#### Предложенный отрывок ####

Он не разрешает им и их жёнам ехать дальше.
— Я так хочу. Вот и всё.
Он доходит до того, что требует едущую с ними Boule de Suif к себе для развлечения.
— Вы не поедете до тех пор, пока она не придёт!
И вся эта почтенная компания унижается до того, что уговаривает кокотку Boule de Suif «пожертвовать собой» и пойти к прусскому офицеру.
Вспомните историю Юдифи и Олоферна! Юдифь была героиней! Это был подвиг с её стороны! Ей удивляются, и её прославляют целые тысячелетия!
Мне было интересно, как будет смотреть всё это французская публика.
Я выбрал не первое представление, с его исключительной публикой, а обыкновенный воскресный день, когда театр переполнен обыкновенной, средней публикой, взятой из самой сердцевины народа.
Появление на сцене прусского лейтенанта вызвало лёгкий смех.
Но в этом смехе не было ничего злого. Ничего враждебного.
Добродушно смеялись над мужчиной, который затянулся в корсет, чтоб вытянуться в ниточку.
Добродушно и презрительно смеялись над великолепным графом, над почтенными коммерсантами, когда они из трусости глотали оскорбления.
От души хохотали, когда эти порядочные женщины и порядочные мужчины уговаривали кокотку «совершить подвиг» — пойти к прусскому офицеру.
Но вот, наконец, гром аплодисментов. Каких аплодисментов! Всего театра. Аплодирует партер, ложи, галереи, раёк.

#### Исследуемые данные ####

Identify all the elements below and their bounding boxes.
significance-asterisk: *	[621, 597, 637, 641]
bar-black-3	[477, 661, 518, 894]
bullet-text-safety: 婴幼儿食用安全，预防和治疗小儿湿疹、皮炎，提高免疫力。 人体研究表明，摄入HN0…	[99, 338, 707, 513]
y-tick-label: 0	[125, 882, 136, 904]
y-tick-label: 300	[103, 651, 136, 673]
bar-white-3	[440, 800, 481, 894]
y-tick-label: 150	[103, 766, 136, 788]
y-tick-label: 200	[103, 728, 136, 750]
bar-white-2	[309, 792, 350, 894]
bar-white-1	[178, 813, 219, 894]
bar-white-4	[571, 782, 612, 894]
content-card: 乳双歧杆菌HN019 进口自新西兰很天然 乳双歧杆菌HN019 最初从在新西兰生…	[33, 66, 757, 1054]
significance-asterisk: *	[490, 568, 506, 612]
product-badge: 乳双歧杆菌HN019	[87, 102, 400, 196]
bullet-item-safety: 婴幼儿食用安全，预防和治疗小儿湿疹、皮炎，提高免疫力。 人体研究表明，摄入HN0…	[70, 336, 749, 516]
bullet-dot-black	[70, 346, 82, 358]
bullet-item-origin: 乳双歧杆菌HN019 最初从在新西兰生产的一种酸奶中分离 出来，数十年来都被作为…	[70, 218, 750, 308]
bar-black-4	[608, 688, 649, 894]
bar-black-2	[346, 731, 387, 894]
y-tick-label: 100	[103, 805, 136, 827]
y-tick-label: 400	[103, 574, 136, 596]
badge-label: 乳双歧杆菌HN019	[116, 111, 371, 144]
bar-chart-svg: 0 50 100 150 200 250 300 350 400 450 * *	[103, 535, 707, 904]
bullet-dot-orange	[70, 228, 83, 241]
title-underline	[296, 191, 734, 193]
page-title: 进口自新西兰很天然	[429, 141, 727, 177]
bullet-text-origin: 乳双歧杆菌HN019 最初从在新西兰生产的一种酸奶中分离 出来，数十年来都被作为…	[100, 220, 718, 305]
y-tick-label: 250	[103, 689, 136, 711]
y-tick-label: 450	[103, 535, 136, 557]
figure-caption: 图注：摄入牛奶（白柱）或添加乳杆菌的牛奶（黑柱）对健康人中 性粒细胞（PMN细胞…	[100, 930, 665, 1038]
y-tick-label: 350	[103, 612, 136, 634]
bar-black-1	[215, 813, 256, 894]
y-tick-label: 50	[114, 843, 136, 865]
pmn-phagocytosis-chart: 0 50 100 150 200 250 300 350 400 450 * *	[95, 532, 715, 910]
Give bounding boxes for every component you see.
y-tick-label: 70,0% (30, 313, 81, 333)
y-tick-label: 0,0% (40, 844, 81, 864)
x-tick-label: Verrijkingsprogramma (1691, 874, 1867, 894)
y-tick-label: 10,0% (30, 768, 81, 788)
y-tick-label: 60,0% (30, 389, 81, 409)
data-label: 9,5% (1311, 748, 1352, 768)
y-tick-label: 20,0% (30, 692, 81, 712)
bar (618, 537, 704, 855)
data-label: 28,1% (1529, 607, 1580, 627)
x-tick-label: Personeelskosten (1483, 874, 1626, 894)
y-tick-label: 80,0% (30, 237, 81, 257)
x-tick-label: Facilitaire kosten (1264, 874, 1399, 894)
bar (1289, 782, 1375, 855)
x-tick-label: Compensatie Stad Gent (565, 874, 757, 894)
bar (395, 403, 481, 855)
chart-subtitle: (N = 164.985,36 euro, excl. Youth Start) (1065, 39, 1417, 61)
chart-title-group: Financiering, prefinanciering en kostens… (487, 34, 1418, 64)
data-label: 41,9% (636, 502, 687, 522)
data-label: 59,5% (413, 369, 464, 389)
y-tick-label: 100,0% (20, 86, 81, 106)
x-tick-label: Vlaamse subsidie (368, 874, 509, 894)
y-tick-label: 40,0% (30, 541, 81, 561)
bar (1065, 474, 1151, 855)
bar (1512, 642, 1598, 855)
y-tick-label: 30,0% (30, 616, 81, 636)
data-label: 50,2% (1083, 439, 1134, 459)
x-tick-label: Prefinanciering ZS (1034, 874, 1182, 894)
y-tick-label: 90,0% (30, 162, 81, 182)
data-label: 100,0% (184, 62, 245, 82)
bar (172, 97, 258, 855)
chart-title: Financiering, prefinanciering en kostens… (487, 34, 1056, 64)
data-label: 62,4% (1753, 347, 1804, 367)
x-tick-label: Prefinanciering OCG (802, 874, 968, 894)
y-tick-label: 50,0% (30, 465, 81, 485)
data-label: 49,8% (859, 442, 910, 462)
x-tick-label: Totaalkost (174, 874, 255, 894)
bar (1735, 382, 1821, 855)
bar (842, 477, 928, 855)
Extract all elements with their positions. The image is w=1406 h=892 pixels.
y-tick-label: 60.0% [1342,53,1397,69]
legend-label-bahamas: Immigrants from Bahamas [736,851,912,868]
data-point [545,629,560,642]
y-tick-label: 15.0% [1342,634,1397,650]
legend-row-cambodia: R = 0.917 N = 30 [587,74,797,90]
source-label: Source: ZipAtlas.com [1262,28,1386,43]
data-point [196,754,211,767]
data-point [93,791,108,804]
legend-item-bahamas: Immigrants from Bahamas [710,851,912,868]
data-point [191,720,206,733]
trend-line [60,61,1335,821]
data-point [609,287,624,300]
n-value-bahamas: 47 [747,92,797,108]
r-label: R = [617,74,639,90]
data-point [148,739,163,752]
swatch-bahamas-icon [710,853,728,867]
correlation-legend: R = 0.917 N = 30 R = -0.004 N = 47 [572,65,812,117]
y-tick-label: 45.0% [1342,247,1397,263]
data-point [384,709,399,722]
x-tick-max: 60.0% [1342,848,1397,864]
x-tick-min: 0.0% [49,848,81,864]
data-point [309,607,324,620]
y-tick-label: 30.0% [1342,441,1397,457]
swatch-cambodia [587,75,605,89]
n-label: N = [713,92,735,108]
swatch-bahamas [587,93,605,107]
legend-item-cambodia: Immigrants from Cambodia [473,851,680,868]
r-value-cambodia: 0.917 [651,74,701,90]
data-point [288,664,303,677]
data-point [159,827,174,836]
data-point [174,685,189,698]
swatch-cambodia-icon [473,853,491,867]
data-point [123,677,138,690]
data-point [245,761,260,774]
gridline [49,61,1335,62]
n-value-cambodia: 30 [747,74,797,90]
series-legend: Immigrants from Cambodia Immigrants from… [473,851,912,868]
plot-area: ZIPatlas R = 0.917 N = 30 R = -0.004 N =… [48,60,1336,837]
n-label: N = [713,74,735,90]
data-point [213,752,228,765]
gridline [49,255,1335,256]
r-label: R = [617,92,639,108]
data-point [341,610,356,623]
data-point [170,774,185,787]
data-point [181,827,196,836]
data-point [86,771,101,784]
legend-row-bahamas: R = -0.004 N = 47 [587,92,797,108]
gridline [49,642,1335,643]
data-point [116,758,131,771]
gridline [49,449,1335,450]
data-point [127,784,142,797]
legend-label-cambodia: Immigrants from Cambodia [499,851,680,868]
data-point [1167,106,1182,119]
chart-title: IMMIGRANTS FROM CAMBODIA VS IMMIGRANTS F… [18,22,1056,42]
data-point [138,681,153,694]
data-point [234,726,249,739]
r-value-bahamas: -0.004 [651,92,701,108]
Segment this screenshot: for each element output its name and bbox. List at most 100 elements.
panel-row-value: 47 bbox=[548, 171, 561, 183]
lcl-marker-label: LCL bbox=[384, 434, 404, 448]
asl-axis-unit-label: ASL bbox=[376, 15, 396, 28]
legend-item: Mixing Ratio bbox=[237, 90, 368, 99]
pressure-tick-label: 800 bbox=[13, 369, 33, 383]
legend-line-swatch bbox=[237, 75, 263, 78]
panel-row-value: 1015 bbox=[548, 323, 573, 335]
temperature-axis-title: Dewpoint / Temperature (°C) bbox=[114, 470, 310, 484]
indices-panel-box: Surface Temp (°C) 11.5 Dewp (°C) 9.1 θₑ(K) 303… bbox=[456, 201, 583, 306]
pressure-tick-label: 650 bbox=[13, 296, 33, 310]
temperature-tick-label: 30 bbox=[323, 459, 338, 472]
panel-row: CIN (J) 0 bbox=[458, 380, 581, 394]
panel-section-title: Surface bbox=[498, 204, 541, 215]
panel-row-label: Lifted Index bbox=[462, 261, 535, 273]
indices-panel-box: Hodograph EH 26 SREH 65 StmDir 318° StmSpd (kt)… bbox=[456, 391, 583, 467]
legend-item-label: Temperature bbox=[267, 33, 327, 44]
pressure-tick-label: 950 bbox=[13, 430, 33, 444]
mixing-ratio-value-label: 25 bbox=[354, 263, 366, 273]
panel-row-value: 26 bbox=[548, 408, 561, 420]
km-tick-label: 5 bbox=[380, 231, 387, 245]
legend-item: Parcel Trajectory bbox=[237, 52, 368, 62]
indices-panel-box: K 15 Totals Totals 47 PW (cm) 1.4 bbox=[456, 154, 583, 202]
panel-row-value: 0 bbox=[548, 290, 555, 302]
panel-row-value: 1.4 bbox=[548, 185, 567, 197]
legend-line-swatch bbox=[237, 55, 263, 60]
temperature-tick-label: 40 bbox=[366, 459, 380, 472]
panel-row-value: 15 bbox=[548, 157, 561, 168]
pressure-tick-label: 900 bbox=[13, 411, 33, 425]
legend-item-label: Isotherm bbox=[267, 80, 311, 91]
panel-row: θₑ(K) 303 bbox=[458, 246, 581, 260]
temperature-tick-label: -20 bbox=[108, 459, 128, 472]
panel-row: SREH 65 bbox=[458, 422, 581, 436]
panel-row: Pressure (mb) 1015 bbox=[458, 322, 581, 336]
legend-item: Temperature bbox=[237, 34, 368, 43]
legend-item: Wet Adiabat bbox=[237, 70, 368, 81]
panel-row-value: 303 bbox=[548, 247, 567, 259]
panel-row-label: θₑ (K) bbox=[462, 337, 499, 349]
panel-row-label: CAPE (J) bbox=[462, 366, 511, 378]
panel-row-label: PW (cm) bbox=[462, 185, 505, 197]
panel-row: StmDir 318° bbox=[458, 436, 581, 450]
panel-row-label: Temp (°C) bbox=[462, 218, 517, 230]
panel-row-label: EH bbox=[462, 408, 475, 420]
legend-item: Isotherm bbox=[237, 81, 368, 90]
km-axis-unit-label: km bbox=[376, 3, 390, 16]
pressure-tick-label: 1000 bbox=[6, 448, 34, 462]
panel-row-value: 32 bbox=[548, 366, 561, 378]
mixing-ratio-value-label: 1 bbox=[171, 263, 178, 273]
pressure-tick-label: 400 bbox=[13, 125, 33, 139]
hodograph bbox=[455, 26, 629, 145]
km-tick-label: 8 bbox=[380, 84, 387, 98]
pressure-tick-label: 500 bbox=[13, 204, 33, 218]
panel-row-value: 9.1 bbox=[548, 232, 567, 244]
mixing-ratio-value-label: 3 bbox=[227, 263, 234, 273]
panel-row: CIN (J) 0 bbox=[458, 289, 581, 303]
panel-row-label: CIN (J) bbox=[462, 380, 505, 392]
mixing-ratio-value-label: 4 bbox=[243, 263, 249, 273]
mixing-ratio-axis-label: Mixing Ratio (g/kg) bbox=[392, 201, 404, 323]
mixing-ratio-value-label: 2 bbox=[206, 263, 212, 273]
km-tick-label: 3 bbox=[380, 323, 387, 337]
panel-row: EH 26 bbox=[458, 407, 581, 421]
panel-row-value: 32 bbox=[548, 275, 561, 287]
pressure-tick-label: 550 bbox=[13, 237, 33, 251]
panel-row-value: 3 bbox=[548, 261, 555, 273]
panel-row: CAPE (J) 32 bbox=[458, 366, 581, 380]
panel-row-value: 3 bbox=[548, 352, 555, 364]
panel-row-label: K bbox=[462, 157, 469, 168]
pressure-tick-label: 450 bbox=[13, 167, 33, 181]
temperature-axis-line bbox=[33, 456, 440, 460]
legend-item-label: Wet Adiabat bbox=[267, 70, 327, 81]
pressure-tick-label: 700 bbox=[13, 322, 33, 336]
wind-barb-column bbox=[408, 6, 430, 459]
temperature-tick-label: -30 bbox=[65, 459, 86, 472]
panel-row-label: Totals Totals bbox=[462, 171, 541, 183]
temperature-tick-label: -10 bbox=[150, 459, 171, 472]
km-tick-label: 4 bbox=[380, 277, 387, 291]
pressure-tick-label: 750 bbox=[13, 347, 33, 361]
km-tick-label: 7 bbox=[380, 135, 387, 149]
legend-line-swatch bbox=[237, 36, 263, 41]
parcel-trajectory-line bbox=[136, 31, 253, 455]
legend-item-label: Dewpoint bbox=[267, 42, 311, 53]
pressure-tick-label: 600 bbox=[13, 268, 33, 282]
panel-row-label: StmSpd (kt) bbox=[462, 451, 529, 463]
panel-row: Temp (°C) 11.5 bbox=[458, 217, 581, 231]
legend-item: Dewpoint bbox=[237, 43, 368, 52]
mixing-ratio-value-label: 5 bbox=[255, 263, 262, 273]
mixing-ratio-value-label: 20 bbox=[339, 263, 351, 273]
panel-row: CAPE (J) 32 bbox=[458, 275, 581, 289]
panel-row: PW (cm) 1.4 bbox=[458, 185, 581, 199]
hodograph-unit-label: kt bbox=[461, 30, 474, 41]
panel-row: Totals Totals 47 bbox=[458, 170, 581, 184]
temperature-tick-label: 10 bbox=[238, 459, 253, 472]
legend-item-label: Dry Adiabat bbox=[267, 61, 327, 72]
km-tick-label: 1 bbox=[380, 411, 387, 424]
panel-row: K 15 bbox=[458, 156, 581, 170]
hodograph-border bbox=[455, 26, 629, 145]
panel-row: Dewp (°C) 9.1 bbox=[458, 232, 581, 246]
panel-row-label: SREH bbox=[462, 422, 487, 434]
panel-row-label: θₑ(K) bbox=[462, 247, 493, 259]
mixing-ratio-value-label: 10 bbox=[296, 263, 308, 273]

####

### Описание задания
Перепишите из отрывка фрагмент от слов «Мне было интересно, как» до слов «самой сердцевины народа.» включительно, поменяв «воскресный день» на «субботний вечер». Записи для работы не понадобятся.

### Ваше решение
Мне было интересно, как будет смотреть всё это французская публика.
Я выбрал не первое представление, с его исключительной публикой, а обыкновенный субботний вечер, когда театр переполнен обыкновенной, средней публикой, взятой из самой сердцевины народа.